• **Short task**
Using the data below, gather each line that includes the word "JSON".

• **Recorded information**

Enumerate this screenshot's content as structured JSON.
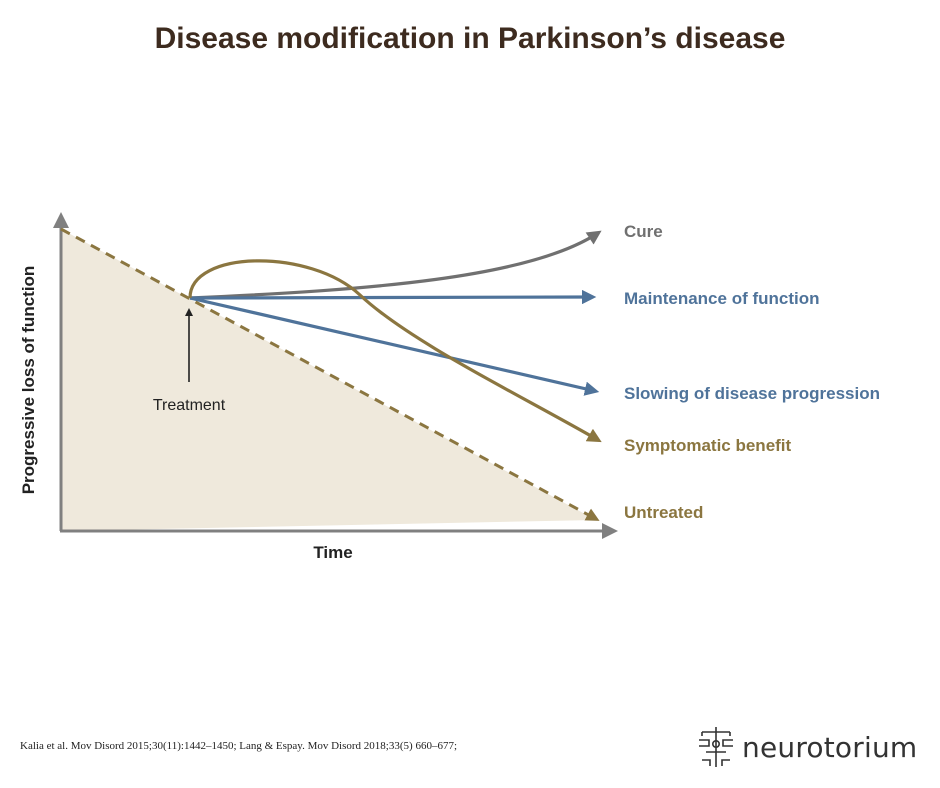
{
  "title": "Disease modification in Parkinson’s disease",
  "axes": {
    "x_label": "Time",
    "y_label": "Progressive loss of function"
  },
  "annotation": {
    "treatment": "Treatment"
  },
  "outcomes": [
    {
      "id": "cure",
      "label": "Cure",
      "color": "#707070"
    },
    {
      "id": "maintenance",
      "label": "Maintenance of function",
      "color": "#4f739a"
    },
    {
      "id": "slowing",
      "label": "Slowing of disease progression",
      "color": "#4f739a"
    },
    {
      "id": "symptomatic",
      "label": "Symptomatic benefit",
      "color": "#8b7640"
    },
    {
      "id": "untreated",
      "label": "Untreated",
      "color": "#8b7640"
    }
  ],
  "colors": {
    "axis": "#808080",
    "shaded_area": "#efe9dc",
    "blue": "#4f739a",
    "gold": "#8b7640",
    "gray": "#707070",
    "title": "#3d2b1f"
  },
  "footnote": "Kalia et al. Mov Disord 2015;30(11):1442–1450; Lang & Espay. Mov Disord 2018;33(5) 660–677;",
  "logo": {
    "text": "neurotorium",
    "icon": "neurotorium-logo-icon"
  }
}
==
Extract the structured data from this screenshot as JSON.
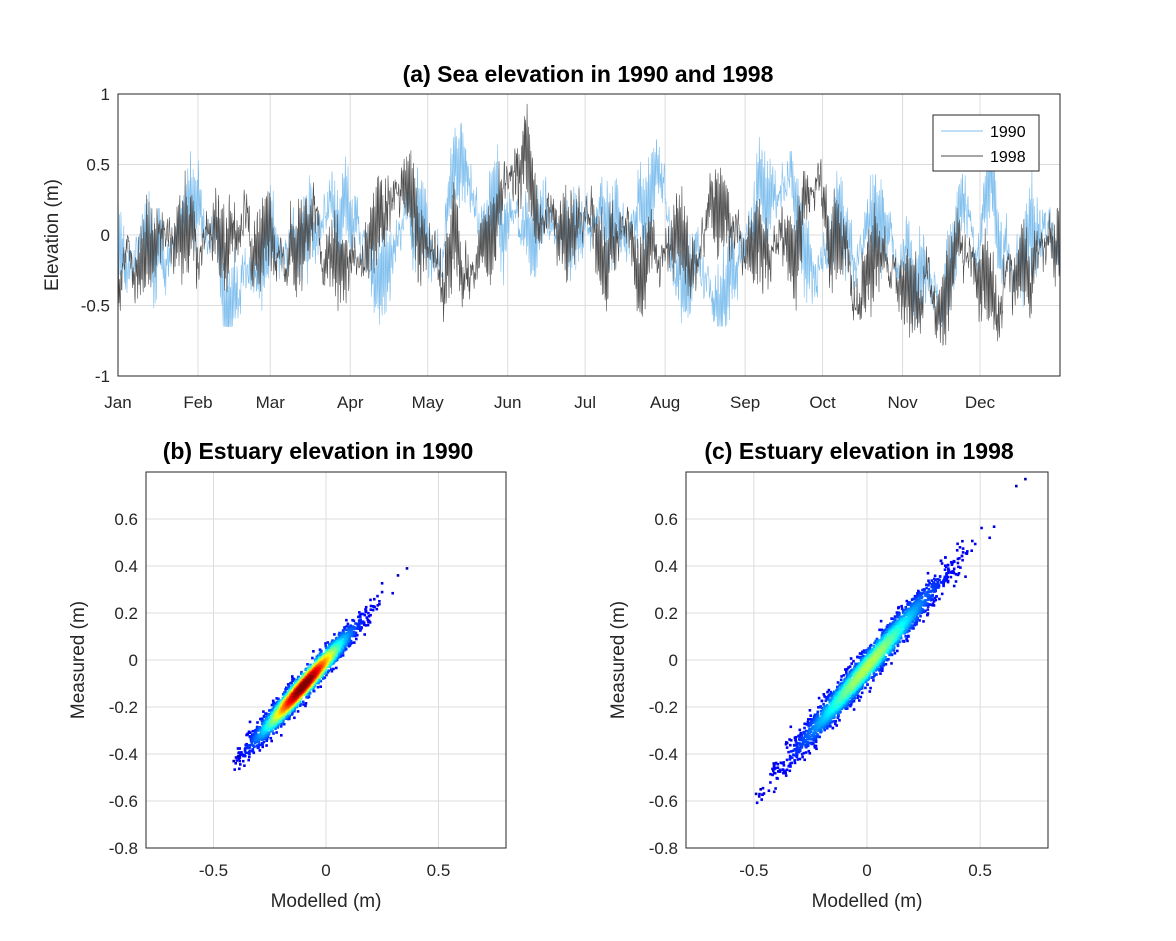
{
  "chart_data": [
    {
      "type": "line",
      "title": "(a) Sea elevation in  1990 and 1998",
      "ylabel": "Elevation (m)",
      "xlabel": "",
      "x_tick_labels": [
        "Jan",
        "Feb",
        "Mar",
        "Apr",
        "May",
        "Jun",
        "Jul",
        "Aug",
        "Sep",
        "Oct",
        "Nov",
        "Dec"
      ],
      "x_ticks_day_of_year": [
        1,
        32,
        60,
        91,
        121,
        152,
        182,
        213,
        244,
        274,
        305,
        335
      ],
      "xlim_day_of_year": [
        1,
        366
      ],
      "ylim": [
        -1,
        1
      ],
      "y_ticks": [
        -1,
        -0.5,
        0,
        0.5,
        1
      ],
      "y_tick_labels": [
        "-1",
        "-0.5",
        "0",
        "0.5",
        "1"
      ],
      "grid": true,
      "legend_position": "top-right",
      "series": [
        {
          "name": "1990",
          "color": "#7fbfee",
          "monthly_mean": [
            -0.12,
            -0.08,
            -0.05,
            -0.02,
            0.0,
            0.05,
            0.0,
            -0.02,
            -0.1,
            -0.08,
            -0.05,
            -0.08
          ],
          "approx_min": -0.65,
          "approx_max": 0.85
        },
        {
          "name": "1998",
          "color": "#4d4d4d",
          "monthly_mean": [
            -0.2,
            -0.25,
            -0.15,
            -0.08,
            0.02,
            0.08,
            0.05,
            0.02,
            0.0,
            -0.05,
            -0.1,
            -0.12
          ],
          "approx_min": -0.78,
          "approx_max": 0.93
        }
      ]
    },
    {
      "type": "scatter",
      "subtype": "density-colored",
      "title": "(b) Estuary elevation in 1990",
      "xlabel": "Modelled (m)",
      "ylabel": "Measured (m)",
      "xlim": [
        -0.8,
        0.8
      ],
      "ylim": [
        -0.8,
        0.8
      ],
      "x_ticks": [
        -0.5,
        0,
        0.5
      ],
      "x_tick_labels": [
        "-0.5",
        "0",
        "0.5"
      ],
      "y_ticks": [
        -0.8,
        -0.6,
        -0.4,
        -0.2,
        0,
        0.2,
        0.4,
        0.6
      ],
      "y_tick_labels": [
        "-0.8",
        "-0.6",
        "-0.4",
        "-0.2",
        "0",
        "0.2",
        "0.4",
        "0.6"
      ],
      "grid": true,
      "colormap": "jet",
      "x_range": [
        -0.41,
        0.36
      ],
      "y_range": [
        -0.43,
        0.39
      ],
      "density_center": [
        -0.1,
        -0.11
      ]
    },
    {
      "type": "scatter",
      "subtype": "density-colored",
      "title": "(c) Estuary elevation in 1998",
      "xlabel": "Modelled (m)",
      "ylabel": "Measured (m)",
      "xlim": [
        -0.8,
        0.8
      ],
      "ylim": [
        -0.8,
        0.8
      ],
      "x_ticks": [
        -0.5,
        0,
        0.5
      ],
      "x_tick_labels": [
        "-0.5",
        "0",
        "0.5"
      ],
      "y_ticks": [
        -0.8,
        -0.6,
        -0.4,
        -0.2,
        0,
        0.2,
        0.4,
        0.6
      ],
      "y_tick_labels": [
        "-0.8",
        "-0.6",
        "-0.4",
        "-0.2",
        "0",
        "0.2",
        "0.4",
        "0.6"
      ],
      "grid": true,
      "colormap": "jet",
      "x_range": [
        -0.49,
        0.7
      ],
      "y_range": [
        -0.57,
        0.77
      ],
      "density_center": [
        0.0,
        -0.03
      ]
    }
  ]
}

• **Exercise response**
Enumerate this screenshot's content as structured JSON.
Extract the structured data from this screenshot as JSON.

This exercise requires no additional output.